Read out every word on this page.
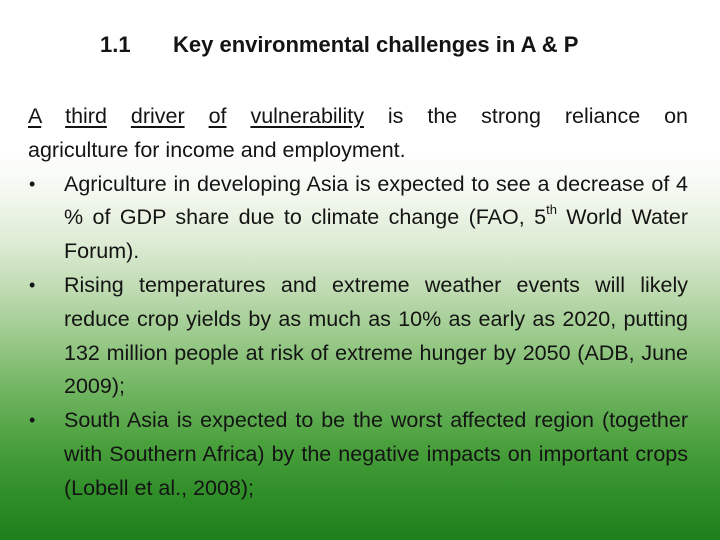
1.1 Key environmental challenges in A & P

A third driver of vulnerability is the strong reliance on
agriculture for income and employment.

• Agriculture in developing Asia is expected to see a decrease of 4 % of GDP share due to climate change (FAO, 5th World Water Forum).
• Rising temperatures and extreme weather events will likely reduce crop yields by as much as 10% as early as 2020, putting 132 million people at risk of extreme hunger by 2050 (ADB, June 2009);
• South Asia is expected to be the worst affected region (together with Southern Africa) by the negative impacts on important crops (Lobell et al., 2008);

····················

DIRECTIONS FOR THIS TASK
Leave the pictures out and copy the rest of the data exactly.

THE RESULT
Read out every word on this page.
1.1 Key environmental challenges in A & P

A third driver of vulnerability is the strong reliance on
agriculture for income and employment.

• Agriculture in developing Asia is expected to see a decrease of 4 % of GDP share due to climate change (FAO, 5th World Water Forum).
• Rising temperatures and extreme weather events will likely reduce crop yields by as much as 10% as early as 2020, putting 132 million people at risk of extreme hunger by 2050 (ADB, June 2009);
• South Asia is expected to be the worst affected region (together with Southern Africa) by the negative impacts on important crops (Lobell et al., 2008);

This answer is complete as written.